[Figure data in JSON]
****************************************
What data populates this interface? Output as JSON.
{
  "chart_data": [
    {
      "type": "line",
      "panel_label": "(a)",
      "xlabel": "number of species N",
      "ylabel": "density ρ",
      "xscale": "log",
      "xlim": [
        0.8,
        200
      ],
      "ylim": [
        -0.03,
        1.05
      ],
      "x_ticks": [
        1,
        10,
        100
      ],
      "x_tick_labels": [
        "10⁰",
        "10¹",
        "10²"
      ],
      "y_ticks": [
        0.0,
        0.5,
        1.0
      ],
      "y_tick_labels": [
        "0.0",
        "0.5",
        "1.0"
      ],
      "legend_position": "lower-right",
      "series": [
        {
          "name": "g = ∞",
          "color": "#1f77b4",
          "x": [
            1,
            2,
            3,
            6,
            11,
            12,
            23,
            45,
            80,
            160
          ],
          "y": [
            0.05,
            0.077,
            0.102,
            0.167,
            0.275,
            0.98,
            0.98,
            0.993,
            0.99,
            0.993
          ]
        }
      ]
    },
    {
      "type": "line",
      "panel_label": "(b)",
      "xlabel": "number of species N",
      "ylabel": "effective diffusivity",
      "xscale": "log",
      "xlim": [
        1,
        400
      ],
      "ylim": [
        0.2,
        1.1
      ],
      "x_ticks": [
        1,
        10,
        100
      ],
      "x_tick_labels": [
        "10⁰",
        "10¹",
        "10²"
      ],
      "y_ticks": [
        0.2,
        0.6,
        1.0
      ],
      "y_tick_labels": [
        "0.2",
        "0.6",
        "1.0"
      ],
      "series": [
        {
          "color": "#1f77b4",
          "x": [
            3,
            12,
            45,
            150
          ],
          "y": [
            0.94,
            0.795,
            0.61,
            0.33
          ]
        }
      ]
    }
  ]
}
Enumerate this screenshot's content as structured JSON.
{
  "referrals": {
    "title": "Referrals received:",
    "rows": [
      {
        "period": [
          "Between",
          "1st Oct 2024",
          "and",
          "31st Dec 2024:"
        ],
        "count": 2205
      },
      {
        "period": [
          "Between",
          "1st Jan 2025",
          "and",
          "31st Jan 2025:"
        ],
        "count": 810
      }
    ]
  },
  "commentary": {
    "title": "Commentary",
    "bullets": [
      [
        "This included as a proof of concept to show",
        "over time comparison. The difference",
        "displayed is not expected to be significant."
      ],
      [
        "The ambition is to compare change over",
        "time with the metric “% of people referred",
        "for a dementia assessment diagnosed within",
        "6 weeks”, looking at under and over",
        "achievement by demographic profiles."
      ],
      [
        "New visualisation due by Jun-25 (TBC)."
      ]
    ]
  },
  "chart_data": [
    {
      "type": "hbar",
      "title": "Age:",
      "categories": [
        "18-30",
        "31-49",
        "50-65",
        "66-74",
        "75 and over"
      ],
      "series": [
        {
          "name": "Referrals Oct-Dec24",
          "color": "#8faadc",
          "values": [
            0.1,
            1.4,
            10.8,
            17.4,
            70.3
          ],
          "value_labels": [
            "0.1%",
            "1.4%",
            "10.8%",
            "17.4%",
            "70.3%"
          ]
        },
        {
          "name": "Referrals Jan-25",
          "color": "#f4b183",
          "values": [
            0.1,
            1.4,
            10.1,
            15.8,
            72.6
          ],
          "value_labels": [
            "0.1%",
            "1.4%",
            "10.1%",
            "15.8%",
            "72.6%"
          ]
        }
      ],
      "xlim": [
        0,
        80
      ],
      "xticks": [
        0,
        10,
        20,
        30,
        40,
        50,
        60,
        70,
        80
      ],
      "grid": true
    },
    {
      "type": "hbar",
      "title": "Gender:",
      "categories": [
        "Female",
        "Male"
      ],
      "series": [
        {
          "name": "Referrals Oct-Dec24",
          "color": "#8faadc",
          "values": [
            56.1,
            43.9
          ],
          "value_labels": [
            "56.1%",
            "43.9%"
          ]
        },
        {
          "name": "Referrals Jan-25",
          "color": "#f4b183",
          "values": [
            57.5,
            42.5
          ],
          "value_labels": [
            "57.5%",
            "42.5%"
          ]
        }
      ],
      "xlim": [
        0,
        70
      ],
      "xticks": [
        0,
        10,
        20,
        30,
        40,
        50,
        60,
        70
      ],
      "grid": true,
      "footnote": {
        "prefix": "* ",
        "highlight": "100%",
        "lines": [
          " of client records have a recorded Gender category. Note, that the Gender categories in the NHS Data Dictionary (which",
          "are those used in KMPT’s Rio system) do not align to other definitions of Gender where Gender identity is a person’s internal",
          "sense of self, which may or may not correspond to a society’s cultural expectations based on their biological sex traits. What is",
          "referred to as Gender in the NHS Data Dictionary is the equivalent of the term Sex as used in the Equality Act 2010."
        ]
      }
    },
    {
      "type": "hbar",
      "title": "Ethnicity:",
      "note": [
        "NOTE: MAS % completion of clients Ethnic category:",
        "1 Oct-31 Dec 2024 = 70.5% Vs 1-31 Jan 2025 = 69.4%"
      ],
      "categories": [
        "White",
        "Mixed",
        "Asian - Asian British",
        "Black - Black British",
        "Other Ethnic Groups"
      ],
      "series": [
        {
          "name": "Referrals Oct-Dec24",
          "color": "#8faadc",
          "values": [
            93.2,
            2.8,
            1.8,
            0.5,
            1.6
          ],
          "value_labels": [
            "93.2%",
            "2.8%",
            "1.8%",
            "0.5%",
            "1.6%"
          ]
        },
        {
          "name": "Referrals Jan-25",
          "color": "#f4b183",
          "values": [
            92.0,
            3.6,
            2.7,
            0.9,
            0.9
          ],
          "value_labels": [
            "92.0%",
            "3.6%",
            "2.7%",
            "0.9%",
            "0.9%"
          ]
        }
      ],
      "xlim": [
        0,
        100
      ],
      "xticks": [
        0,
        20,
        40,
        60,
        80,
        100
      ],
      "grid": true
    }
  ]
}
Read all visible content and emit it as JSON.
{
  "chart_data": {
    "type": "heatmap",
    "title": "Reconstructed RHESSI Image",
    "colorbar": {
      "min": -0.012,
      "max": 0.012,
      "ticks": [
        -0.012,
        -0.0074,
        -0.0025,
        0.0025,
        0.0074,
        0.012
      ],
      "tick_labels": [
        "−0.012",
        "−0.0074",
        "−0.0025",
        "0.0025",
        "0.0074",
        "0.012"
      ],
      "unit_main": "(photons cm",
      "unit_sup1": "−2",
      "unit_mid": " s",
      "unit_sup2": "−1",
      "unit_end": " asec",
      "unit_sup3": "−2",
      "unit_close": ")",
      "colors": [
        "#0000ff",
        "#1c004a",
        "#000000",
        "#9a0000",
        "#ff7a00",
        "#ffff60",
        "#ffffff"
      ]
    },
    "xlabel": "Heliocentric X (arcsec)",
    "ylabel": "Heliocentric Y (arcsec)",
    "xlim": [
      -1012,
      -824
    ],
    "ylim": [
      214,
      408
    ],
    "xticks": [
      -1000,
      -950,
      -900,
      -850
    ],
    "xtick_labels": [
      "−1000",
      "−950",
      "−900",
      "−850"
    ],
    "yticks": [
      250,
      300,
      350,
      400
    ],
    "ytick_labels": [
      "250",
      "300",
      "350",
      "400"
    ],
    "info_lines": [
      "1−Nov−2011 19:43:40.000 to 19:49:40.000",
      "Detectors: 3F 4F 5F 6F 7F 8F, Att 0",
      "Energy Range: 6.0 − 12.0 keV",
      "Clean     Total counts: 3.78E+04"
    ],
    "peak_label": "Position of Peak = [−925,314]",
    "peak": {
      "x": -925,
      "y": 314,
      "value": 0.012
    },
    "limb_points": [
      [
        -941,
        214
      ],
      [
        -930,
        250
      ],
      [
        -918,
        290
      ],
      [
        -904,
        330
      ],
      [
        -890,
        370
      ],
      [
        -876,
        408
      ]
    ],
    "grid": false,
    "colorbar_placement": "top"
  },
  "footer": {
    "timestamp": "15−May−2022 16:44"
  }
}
****************************************
GIVEN TASK:
Each line above that holds the string "over" should be copied and shown.

RESPONSE BELOW:
        "over time comparison. The difference",
        "The ambition is to compare change over",
        "6 weeks”, looking at under and over",
        "75 and over"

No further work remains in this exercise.